» **TO BE DONE**
Output all entries verbatim. Skip pictures.

» **EXERCISE INPUTS**

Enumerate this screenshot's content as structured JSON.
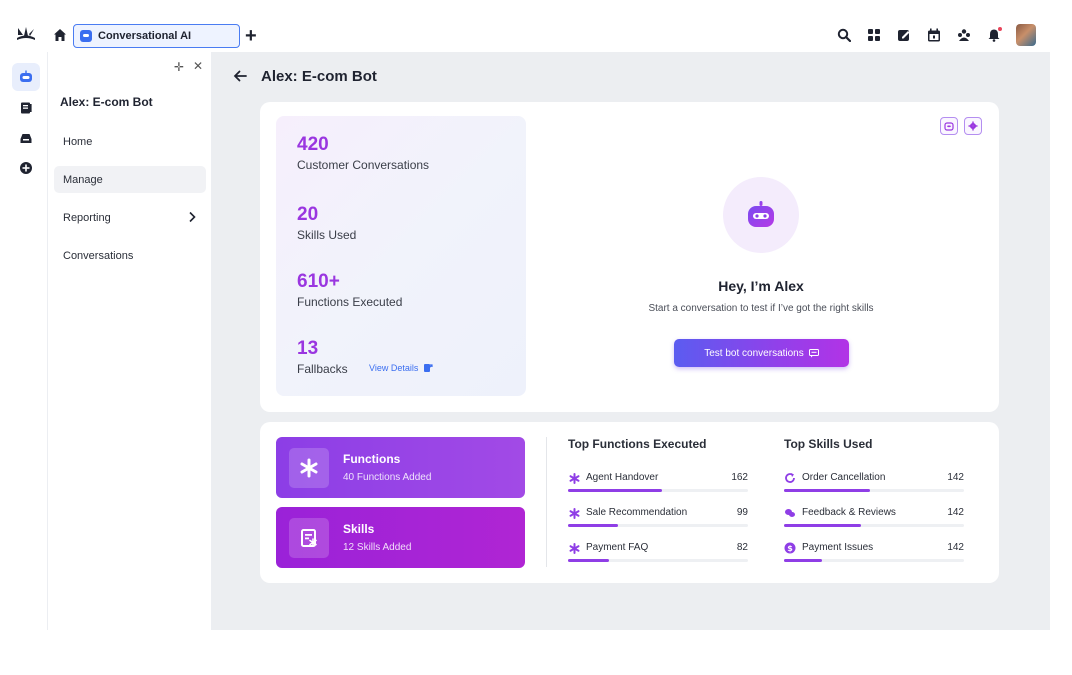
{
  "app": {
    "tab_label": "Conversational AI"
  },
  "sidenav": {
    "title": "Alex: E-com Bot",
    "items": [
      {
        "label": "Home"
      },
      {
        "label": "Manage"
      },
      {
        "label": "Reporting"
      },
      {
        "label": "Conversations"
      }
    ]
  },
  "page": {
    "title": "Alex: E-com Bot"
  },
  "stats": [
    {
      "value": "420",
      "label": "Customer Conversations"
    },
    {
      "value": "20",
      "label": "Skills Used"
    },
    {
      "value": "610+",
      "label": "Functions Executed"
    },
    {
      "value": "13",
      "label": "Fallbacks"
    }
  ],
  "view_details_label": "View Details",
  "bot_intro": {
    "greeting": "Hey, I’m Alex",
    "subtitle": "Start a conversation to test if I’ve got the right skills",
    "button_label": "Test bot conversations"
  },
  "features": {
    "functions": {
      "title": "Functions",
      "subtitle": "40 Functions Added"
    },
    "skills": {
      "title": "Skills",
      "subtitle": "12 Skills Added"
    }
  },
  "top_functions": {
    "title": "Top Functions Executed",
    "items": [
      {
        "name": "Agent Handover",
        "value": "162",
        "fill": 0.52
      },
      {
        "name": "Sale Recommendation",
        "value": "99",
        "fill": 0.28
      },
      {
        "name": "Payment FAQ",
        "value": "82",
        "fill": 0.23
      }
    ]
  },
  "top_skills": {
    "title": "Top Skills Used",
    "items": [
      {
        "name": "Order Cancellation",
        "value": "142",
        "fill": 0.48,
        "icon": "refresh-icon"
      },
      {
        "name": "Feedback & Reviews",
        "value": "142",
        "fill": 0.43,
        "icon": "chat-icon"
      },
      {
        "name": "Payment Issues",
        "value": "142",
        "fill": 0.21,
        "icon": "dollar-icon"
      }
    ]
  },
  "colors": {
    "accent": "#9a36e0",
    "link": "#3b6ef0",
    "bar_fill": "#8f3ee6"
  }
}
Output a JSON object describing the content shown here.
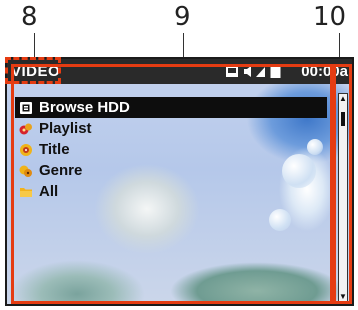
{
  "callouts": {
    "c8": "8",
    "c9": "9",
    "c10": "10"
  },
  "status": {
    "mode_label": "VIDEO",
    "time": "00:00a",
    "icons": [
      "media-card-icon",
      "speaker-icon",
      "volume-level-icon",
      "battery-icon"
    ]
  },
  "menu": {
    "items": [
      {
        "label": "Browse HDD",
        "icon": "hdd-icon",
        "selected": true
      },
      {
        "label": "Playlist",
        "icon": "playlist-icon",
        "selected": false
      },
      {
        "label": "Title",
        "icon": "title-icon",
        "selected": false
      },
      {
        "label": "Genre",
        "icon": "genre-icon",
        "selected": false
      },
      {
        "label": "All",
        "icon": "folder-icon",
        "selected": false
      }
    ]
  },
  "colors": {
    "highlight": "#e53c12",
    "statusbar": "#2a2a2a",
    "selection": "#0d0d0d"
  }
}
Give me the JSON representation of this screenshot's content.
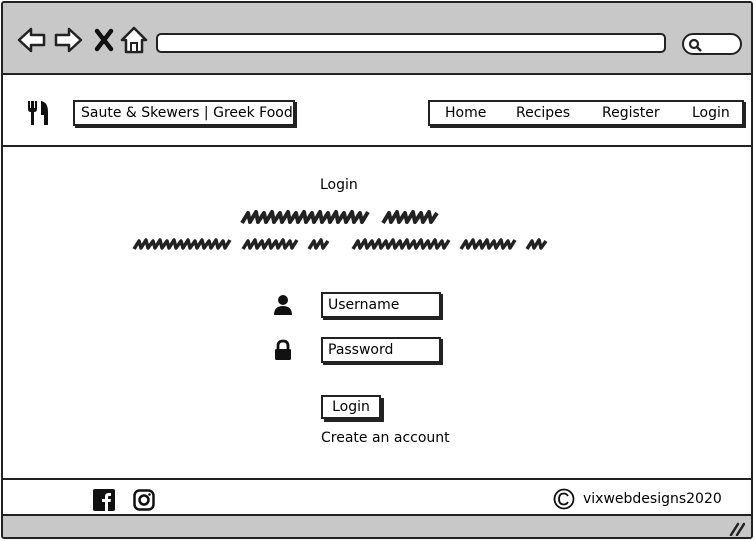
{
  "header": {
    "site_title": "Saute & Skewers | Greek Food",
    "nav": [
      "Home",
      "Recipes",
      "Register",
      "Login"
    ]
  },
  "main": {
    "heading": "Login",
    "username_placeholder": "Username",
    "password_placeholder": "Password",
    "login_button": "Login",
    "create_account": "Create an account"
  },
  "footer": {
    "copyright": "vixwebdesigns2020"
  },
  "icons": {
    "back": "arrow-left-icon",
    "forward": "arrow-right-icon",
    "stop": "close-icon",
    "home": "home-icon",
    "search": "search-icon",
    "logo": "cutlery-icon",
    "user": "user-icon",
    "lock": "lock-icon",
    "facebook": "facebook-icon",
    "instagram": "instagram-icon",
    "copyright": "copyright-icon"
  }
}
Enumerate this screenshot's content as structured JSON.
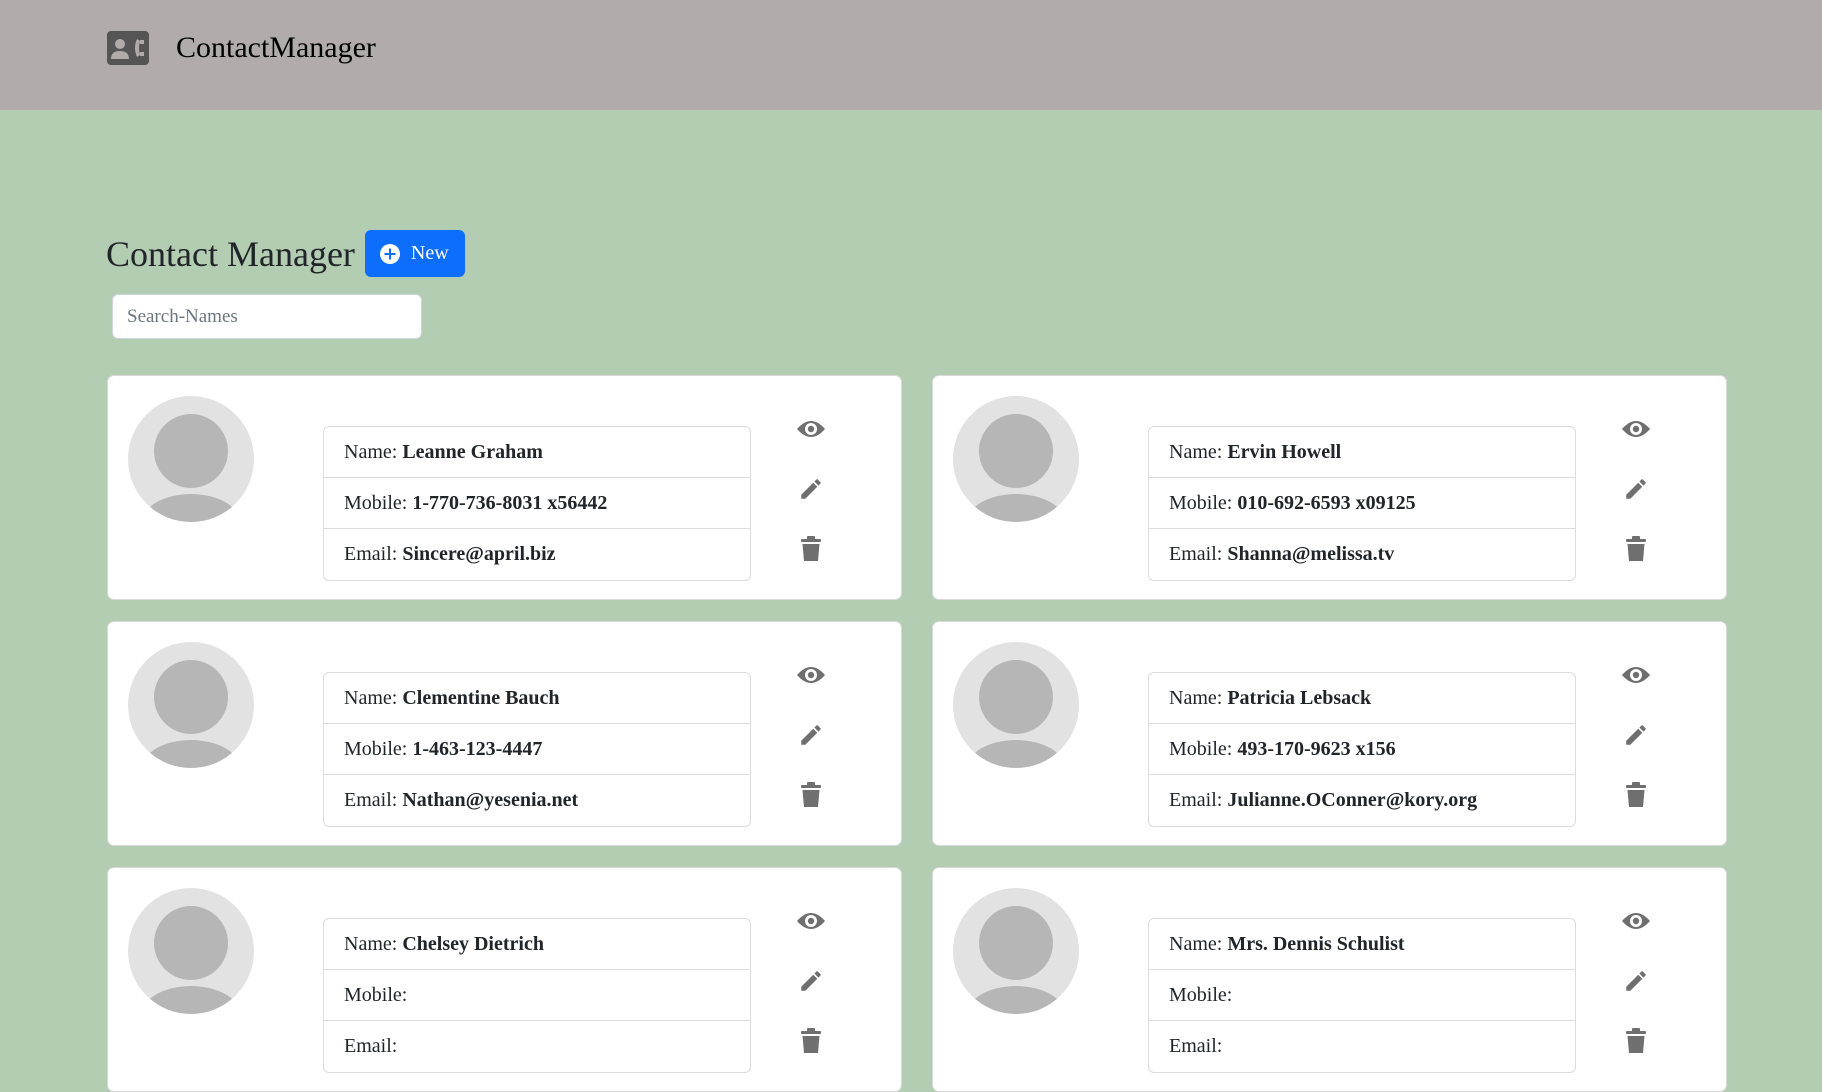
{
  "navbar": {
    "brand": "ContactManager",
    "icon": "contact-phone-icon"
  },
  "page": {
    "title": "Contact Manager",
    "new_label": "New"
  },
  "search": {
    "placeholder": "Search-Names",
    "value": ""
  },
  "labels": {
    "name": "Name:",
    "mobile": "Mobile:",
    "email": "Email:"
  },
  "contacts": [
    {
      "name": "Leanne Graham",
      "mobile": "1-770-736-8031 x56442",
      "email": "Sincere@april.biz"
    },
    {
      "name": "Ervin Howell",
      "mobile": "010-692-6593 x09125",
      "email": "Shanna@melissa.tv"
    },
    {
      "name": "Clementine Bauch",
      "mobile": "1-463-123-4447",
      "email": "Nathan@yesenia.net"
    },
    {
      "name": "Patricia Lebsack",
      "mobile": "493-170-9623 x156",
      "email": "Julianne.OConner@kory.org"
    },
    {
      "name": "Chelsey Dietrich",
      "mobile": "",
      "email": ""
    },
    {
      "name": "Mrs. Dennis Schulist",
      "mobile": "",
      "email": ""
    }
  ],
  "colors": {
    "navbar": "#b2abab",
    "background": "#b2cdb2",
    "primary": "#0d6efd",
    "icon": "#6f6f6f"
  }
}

» **RESULT OF THE EXERCISE**
Enumerate this screenshot's content as structured JSON.
{
  "app": {
    "tab_label": "Conversational AI"
  },
  "sidenav": {
    "title": "Alex: E-com Bot",
    "items": [
      {
        "label": "Home"
      },
      {
        "label": "Manage"
      },
      {
        "label": "Reporting"
      },
      {
        "label": "Conversations"
      }
    ]
  },
  "page": {
    "title": "Alex: E-com Bot"
  },
  "stats": [
    {
      "value": "420",
      "label": "Customer Conversations"
    },
    {
      "value": "20",
      "label": "Skills Used"
    },
    {
      "value": "610+",
      "label": "Functions Executed"
    },
    {
      "value": "13",
      "label": "Fallbacks"
    }
  ],
  "view_details_label": "View Details",
  "bot_intro": {
    "greeting": "Hey, I’m Alex",
    "subtitle": "Start a conversation to test if I’ve got the right skills",
    "button_label": "Test bot conversations"
  },
  "features": {
    "functions": {
      "title": "Functions",
      "subtitle": "40 Functions Added"
    },
    "skills": {
      "title": "Skills",
      "subtitle": "12 Skills Added"
    }
  },
  "top_functions": {
    "title": "Top Functions Executed",
    "items": [
      {
        "name": "Agent Handover",
        "value": "162",
        "fill": 0.52
      },
      {
        "name": "Sale Recommendation",
        "value": "99",
        "fill": 0.28
      },
      {
        "name": "Payment FAQ",
        "value": "82",
        "fill": 0.23
      }
    ]
  },
  "top_skills": {
    "title": "Top Skills Used",
    "items": [
      {
        "name": "Order Cancellation",
        "value": "142",
        "fill": 0.48,
        "icon": "refresh-icon"
      },
      {
        "name": "Feedback & Reviews",
        "value": "142",
        "fill": 0.43,
        "icon": "chat-icon"
      },
      {
        "name": "Payment Issues",
        "value": "142",
        "fill": 0.21,
        "icon": "dollar-icon"
      }
    ]
  },
  "colors": {
    "accent": "#9a36e0",
    "link": "#3b6ef0",
    "bar_fill": "#8f3ee6"
  }
}
Output a JSON object describing the content shown here.
{
  "callouts": {
    "c8": "8",
    "c9": "9",
    "c10": "10"
  },
  "status": {
    "mode_label": "VIDEO",
    "time": "00:00a",
    "icons": [
      "media-card-icon",
      "speaker-icon",
      "volume-level-icon",
      "battery-icon"
    ]
  },
  "menu": {
    "items": [
      {
        "label": "Browse HDD",
        "icon": "hdd-icon",
        "selected": true
      },
      {
        "label": "Playlist",
        "icon": "playlist-icon",
        "selected": false
      },
      {
        "label": "Title",
        "icon": "title-icon",
        "selected": false
      },
      {
        "label": "Genre",
        "icon": "genre-icon",
        "selected": false
      },
      {
        "label": "All",
        "icon": "folder-icon",
        "selected": false
      }
    ]
  },
  "colors": {
    "highlight": "#e53c12",
    "statusbar": "#2a2a2a",
    "selection": "#0d0d0d"
  }
}
Give me the JSON representation of this screenshot's content.
{
  "header": {
    "site_title": "Saute & Skewers | Greek Food",
    "nav": [
      "Home",
      "Recipes",
      "Register",
      "Login"
    ]
  },
  "main": {
    "heading": "Login",
    "username_placeholder": "Username",
    "password_placeholder": "Password",
    "login_button": "Login",
    "create_account": "Create an account"
  },
  "footer": {
    "copyright": "vixwebdesigns2020"
  },
  "icons": {
    "back": "arrow-left-icon",
    "forward": "arrow-right-icon",
    "stop": "close-icon",
    "home": "home-icon",
    "search": "search-icon",
    "logo": "cutlery-icon",
    "user": "user-icon",
    "lock": "lock-icon",
    "facebook": "facebook-icon",
    "instagram": "instagram-icon",
    "copyright": "copyright-icon"
  }
}
Enumerate this screenshot's content as structured JSON.
{
  "navbar": {
    "brand": "ContactManager",
    "icon": "contact-phone-icon"
  },
  "page": {
    "title": "Contact Manager",
    "new_label": "New"
  },
  "search": {
    "placeholder": "Search-Names",
    "value": ""
  },
  "labels": {
    "name": "Name:",
    "mobile": "Mobile:",
    "email": "Email:"
  },
  "contacts": [
    {
      "name": "Leanne Graham",
      "mobile": "1-770-736-8031 x56442",
      "email": "Sincere@april.biz"
    },
    {
      "name": "Ervin Howell",
      "mobile": "010-692-6593 x09125",
      "email": "Shanna@melissa.tv"
    },
    {
      "name": "Clementine Bauch",
      "mobile": "1-463-123-4447",
      "email": "Nathan@yesenia.net"
    },
    {
      "name": "Patricia Lebsack",
      "mobile": "493-170-9623 x156",
      "email": "Julianne.OConner@kory.org"
    },
    {
      "name": "Chelsey Dietrich",
      "mobile": "",
      "email": ""
    },
    {
      "name": "Mrs. Dennis Schulist",
      "mobile": "",
      "email": ""
    }
  ],
  "colors": {
    "navbar": "#b2abab",
    "background": "#b2cdb2",
    "primary": "#0d6efd",
    "icon": "#6f6f6f"
  }
}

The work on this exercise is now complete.